→ WHAT TO DO
Only the pictures are left out: repeat the rest of the entries exactly.

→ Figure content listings
^^^^

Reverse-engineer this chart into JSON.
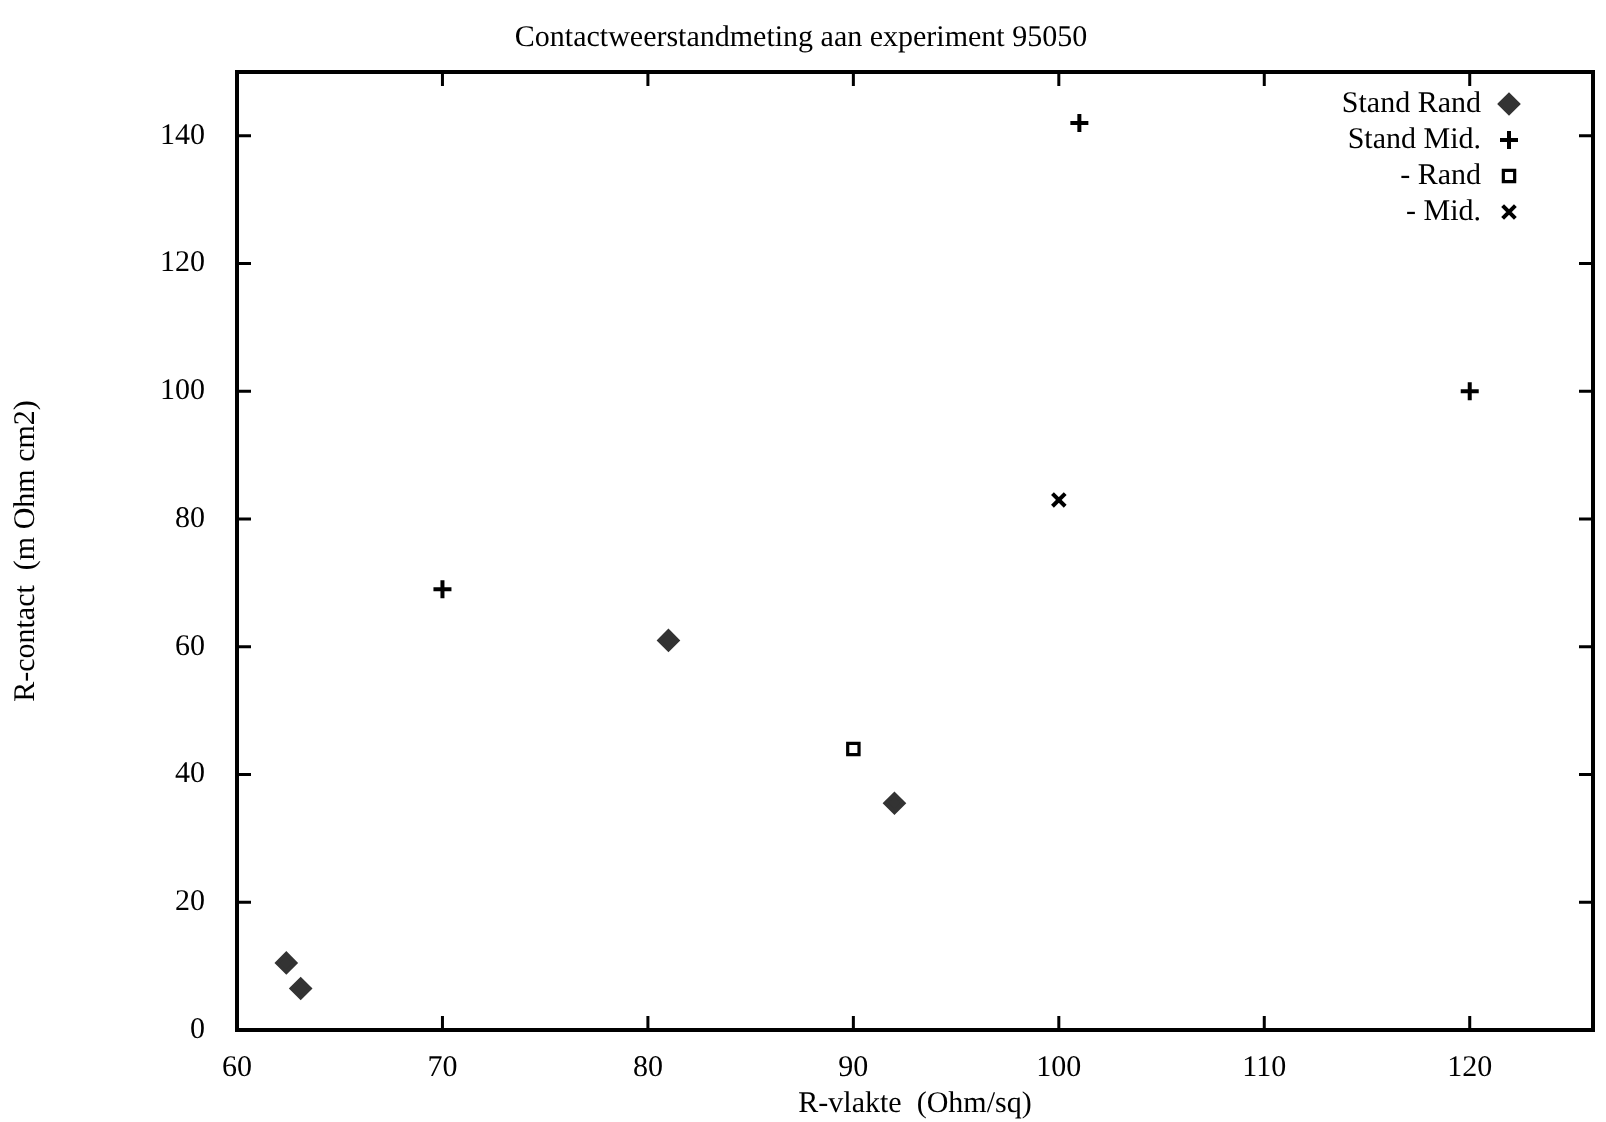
{
  "chart_data": {
    "type": "scatter",
    "title": "Contactweerstandmeting aan experiment 95050",
    "xlabel": "R-vlakte  (Ohm/sq)",
    "ylabel": "R-contact  (m Ohm cm2)",
    "xlim": [
      60,
      126
    ],
    "xticks": [
      60,
      70,
      80,
      90,
      100,
      110,
      120
    ],
    "ylim": [
      0,
      150
    ],
    "yticks": [
      0,
      20,
      40,
      60,
      80,
      100,
      120,
      140
    ],
    "grid": false,
    "legend": "top right",
    "series": [
      {
        "name": "Stand Rand",
        "color": "#333333",
        "marker": "diamond",
        "x": [
          62.4,
          63.1,
          81,
          92
        ],
        "values": [
          10.5,
          6.5,
          61,
          35.5
        ]
      },
      {
        "name": "Stand Mid.",
        "color": "#000000",
        "marker": "cross",
        "x": [
          70,
          101,
          120
        ],
        "values": [
          69,
          142,
          100
        ]
      },
      {
        "name": "- Rand",
        "color": "#000000",
        "marker": "square",
        "x": [
          90
        ],
        "values": [
          44
        ]
      },
      {
        "name": "- Mid.",
        "color": "#000000",
        "marker": "x",
        "x": [
          100
        ],
        "values": [
          83
        ]
      }
    ]
  }
}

^^^^

→ SOLUTION TO THIS EXERCISE
Reverse-engineer this chart into JSON.
{
  "chart_data": {
    "type": "scatter",
    "title": "Contactweerstandmeting aan experiment 95050",
    "xlabel": "R-vlakte  (Ohm/sq)",
    "ylabel": "R-contact  (m Ohm cm2)",
    "xlim": [
      60,
      126
    ],
    "xticks": [
      60,
      70,
      80,
      90,
      100,
      110,
      120
    ],
    "ylim": [
      0,
      150
    ],
    "yticks": [
      0,
      20,
      40,
      60,
      80,
      100,
      120,
      140
    ],
    "grid": false,
    "legend": "top right",
    "series": [
      {
        "name": "Stand Rand",
        "color": "#333333",
        "marker": "diamond",
        "x": [
          62.4,
          63.1,
          81,
          92
        ],
        "values": [
          10.5,
          6.5,
          61,
          35.5
        ]
      },
      {
        "name": "Stand Mid.",
        "color": "#000000",
        "marker": "cross",
        "x": [
          70,
          101,
          120
        ],
        "values": [
          69,
          142,
          100
        ]
      },
      {
        "name": "- Rand",
        "color": "#000000",
        "marker": "square",
        "x": [
          90
        ],
        "values": [
          44
        ]
      },
      {
        "name": "- Mid.",
        "color": "#000000",
        "marker": "x",
        "x": [
          100
        ],
        "values": [
          83
        ]
      }
    ]
  }
}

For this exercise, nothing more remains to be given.